Return the number of lines that contain the word "this", and return nothing else.

• • • • • • •

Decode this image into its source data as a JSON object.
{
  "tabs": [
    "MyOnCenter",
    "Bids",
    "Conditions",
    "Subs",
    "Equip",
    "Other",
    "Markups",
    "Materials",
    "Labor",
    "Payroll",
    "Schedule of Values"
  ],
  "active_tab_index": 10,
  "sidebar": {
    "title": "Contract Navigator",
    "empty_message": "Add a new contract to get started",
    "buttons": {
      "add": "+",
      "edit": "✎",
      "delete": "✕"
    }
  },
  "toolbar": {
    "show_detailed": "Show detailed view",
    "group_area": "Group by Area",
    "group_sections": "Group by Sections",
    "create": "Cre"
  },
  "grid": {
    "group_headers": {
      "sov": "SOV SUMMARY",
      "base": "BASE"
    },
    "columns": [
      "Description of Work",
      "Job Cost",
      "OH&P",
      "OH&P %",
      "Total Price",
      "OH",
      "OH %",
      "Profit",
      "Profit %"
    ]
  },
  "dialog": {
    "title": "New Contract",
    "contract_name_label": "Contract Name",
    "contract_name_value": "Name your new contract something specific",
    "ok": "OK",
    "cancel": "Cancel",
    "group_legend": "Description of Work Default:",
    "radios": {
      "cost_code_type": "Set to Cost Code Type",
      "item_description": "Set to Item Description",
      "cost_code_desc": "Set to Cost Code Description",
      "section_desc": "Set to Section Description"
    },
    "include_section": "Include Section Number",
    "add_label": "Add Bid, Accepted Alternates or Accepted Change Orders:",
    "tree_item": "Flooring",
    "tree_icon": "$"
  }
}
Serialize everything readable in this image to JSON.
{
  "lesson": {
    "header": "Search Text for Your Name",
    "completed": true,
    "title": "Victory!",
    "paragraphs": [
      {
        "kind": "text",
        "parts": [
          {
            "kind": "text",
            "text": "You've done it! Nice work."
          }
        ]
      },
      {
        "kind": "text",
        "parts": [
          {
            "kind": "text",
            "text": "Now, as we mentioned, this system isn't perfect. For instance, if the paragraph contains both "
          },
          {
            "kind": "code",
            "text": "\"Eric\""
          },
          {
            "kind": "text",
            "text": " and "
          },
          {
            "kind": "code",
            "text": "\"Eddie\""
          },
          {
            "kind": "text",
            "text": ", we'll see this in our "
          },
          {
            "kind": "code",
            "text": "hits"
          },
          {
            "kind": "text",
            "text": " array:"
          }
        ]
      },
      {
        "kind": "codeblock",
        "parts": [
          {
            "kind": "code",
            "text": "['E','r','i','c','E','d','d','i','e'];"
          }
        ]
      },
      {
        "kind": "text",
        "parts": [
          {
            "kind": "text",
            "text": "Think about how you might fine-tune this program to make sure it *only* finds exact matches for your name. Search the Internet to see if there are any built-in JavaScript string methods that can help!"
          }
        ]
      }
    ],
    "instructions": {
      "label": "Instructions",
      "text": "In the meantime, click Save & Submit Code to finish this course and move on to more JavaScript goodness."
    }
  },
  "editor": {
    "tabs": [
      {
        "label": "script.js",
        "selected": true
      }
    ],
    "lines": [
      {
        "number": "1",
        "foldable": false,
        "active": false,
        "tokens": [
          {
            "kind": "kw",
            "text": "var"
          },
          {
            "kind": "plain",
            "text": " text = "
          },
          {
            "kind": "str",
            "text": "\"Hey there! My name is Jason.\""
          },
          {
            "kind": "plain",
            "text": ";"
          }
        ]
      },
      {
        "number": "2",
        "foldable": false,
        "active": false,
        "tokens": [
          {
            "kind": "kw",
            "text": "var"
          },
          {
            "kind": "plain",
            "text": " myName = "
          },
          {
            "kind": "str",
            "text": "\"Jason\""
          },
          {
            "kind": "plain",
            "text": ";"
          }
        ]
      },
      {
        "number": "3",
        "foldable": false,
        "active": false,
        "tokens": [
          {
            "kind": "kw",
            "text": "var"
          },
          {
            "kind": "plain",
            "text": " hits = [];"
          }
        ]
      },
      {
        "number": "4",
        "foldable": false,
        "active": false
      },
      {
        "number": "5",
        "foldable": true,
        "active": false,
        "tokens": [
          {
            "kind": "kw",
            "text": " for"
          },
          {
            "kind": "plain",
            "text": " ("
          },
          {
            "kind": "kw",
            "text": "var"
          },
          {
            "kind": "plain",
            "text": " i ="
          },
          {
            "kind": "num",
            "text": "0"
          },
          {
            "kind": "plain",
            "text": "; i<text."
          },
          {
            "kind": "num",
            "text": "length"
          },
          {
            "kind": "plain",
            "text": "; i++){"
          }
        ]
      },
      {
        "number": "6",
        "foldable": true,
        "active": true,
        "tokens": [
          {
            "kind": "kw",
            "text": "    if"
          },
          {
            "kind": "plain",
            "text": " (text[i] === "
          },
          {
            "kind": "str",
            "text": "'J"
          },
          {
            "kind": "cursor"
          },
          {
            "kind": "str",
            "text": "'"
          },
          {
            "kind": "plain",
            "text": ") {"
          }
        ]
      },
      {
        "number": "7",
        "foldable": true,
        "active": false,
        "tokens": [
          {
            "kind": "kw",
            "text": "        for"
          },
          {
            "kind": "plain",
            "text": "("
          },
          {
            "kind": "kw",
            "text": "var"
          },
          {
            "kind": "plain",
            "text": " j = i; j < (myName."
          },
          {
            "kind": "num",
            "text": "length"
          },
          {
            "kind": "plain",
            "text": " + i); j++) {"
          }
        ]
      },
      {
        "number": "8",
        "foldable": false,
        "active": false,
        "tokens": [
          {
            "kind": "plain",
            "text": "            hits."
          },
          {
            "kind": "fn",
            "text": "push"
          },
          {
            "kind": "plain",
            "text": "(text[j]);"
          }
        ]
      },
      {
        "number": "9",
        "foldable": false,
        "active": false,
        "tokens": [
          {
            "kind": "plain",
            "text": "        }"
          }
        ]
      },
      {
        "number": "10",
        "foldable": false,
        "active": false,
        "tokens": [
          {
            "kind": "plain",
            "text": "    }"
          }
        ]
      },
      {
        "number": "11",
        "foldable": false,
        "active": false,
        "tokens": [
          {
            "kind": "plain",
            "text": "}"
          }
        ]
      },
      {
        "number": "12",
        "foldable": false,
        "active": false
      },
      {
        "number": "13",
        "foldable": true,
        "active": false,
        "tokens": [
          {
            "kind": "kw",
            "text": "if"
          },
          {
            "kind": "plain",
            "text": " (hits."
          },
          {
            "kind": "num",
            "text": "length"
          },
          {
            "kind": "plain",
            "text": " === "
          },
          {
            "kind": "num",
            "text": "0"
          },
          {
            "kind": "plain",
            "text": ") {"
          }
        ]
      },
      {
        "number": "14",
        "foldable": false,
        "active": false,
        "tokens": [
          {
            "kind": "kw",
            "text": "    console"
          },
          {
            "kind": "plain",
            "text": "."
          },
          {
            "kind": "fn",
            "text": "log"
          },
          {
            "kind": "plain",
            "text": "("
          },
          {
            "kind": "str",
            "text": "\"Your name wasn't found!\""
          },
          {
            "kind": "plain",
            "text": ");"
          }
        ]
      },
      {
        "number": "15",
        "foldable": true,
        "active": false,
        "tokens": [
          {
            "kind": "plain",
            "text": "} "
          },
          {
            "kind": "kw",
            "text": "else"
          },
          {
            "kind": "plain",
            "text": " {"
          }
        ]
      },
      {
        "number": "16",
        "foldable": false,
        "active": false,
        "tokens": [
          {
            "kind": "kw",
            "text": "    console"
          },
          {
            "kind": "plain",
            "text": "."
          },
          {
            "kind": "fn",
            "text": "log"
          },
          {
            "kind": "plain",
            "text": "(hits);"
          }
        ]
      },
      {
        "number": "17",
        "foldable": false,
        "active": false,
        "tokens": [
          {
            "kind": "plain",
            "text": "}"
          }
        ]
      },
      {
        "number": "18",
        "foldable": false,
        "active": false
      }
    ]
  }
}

• • • • • • •

#### [Solved problem]
6